> **Record extracts**
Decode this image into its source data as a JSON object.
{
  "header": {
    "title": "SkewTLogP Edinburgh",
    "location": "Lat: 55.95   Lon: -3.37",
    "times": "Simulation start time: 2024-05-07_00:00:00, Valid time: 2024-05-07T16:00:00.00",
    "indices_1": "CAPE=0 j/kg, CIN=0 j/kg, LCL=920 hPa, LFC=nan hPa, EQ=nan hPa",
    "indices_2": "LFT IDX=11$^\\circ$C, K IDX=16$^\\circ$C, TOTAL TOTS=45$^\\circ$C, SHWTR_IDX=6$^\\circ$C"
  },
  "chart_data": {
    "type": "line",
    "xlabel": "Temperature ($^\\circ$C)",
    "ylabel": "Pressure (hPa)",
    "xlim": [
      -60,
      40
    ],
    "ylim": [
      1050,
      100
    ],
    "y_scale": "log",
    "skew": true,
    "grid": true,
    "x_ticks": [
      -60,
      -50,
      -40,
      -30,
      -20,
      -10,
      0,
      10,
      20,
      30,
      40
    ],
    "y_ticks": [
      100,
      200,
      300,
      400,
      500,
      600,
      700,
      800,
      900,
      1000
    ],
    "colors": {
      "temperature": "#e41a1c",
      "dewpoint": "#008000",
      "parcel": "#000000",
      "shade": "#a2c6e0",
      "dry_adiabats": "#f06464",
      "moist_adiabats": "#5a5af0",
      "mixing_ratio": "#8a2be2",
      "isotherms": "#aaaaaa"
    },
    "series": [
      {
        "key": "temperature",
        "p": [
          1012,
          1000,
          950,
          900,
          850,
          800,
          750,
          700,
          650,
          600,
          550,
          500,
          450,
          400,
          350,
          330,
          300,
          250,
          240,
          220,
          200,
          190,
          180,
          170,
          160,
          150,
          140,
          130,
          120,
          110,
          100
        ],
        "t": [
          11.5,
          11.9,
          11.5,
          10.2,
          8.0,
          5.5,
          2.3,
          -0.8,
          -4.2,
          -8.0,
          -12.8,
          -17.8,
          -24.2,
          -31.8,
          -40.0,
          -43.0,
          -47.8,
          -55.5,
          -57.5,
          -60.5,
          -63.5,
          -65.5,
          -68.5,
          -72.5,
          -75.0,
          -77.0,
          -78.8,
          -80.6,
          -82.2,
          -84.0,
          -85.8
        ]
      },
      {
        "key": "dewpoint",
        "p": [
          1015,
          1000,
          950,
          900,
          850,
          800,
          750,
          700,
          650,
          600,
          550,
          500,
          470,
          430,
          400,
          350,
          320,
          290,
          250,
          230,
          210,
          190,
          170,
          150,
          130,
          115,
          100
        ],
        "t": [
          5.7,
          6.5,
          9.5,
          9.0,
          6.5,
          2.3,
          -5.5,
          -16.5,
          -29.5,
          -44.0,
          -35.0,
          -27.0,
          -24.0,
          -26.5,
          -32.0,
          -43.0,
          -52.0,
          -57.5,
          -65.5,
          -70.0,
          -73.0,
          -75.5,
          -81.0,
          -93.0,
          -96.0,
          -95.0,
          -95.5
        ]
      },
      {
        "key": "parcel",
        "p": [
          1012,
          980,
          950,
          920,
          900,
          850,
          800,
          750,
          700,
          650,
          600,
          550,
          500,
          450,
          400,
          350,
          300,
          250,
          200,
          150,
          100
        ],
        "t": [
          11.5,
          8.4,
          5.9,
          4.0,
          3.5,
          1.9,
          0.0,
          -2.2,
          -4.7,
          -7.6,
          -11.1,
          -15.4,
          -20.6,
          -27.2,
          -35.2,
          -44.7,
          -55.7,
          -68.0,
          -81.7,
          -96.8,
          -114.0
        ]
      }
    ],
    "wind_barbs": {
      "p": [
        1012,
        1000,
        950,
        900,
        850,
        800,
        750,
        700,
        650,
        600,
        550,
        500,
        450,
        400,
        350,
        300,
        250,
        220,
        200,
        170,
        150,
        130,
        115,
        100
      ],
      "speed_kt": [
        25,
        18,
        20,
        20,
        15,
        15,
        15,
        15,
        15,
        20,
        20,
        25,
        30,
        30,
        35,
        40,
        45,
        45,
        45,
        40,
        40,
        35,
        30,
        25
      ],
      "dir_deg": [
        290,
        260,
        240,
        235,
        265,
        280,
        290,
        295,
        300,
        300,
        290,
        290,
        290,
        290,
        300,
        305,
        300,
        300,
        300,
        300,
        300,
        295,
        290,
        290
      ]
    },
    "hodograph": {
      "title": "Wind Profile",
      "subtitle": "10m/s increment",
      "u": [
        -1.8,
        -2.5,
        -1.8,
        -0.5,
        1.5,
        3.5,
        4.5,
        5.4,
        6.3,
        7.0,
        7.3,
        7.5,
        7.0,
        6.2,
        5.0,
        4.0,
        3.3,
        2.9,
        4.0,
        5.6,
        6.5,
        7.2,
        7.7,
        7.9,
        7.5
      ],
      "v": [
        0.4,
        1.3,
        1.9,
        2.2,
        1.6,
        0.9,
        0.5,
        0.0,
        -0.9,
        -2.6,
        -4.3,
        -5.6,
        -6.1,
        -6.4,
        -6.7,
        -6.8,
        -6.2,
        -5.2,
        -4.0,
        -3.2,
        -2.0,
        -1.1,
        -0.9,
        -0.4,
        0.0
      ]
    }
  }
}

> **Prompt**
Retype the material in full, character for character.

> **Complete answer**
Decode this image into its source data as a JSON object.
{
  "header": {
    "title": "SkewTLogP Edinburgh",
    "location": "Lat: 55.95   Lon: -3.37",
    "times": "Simulation start time: 2024-05-07_00:00:00, Valid time: 2024-05-07T16:00:00.00",
    "indices_1": "CAPE=0 j/kg, CIN=0 j/kg, LCL=920 hPa, LFC=nan hPa, EQ=nan hPa",
    "indices_2": "LFT IDX=11$^\\circ$C, K IDX=16$^\\circ$C, TOTAL TOTS=45$^\\circ$C, SHWTR_IDX=6$^\\circ$C"
  },
  "chart_data": {
    "type": "line",
    "xlabel": "Temperature ($^\\circ$C)",
    "ylabel": "Pressure (hPa)",
    "xlim": [
      -60,
      40
    ],
    "ylim": [
      1050,
      100
    ],
    "y_scale": "log",
    "skew": true,
    "grid": true,
    "x_ticks": [
      -60,
      -50,
      -40,
      -30,
      -20,
      -10,
      0,
      10,
      20,
      30,
      40
    ],
    "y_ticks": [
      100,
      200,
      300,
      400,
      500,
      600,
      700,
      800,
      900,
      1000
    ],
    "colors": {
      "temperature": "#e41a1c",
      "dewpoint": "#008000",
      "parcel": "#000000",
      "shade": "#a2c6e0",
      "dry_adiabats": "#f06464",
      "moist_adiabats": "#5a5af0",
      "mixing_ratio": "#8a2be2",
      "isotherms": "#aaaaaa"
    },
    "series": [
      {
        "key": "temperature",
        "p": [
          1012,
          1000,
          950,
          900,
          850,
          800,
          750,
          700,
          650,
          600,
          550,
          500,
          450,
          400,
          350,
          330,
          300,
          250,
          240,
          220,
          200,
          190,
          180,
          170,
          160,
          150,
          140,
          130,
          120,
          110,
          100
        ],
        "t": [
          11.5,
          11.9,
          11.5,
          10.2,
          8.0,
          5.5,
          2.3,
          -0.8,
          -4.2,
          -8.0,
          -12.8,
          -17.8,
          -24.2,
          -31.8,
          -40.0,
          -43.0,
          -47.8,
          -55.5,
          -57.5,
          -60.5,
          -63.5,
          -65.5,
          -68.5,
          -72.5,
          -75.0,
          -77.0,
          -78.8,
          -80.6,
          -82.2,
          -84.0,
          -85.8
        ]
      },
      {
        "key": "dewpoint",
        "p": [
          1015,
          1000,
          950,
          900,
          850,
          800,
          750,
          700,
          650,
          600,
          550,
          500,
          470,
          430,
          400,
          350,
          320,
          290,
          250,
          230,
          210,
          190,
          170,
          150,
          130,
          115,
          100
        ],
        "t": [
          5.7,
          6.5,
          9.5,
          9.0,
          6.5,
          2.3,
          -5.5,
          -16.5,
          -29.5,
          -44.0,
          -35.0,
          -27.0,
          -24.0,
          -26.5,
          -32.0,
          -43.0,
          -52.0,
          -57.5,
          -65.5,
          -70.0,
          -73.0,
          -75.5,
          -81.0,
          -93.0,
          -96.0,
          -95.0,
          -95.5
        ]
      },
      {
        "key": "parcel",
        "p": [
          1012,
          980,
          950,
          920,
          900,
          850,
          800,
          750,
          700,
          650,
          600,
          550,
          500,
          450,
          400,
          350,
          300,
          250,
          200,
          150,
          100
        ],
        "t": [
          11.5,
          8.4,
          5.9,
          4.0,
          3.5,
          1.9,
          0.0,
          -2.2,
          -4.7,
          -7.6,
          -11.1,
          -15.4,
          -20.6,
          -27.2,
          -35.2,
          -44.7,
          -55.7,
          -68.0,
          -81.7,
          -96.8,
          -114.0
        ]
      }
    ],
    "wind_barbs": {
      "p": [
        1012,
        1000,
        950,
        900,
        850,
        800,
        750,
        700,
        650,
        600,
        550,
        500,
        450,
        400,
        350,
        300,
        250,
        220,
        200,
        170,
        150,
        130,
        115,
        100
      ],
      "speed_kt": [
        25,
        18,
        20,
        20,
        15,
        15,
        15,
        15,
        15,
        20,
        20,
        25,
        30,
        30,
        35,
        40,
        45,
        45,
        45,
        40,
        40,
        35,
        30,
        25
      ],
      "dir_deg": [
        290,
        260,
        240,
        235,
        265,
        280,
        290,
        295,
        300,
        300,
        290,
        290,
        290,
        290,
        300,
        305,
        300,
        300,
        300,
        300,
        300,
        295,
        290,
        290
      ]
    },
    "hodograph": {
      "title": "Wind Profile",
      "subtitle": "10m/s increment",
      "u": [
        -1.8,
        -2.5,
        -1.8,
        -0.5,
        1.5,
        3.5,
        4.5,
        5.4,
        6.3,
        7.0,
        7.3,
        7.5,
        7.0,
        6.2,
        5.0,
        4.0,
        3.3,
        2.9,
        4.0,
        5.6,
        6.5,
        7.2,
        7.7,
        7.9,
        7.5
      ],
      "v": [
        0.4,
        1.3,
        1.9,
        2.2,
        1.6,
        0.9,
        0.5,
        0.0,
        -0.9,
        -2.6,
        -4.3,
        -5.6,
        -6.1,
        -6.4,
        -6.7,
        -6.8,
        -6.2,
        -5.2,
        -4.0,
        -3.2,
        -2.0,
        -1.1,
        -0.9,
        -0.4,
        0.0
      ]
    }
  }
}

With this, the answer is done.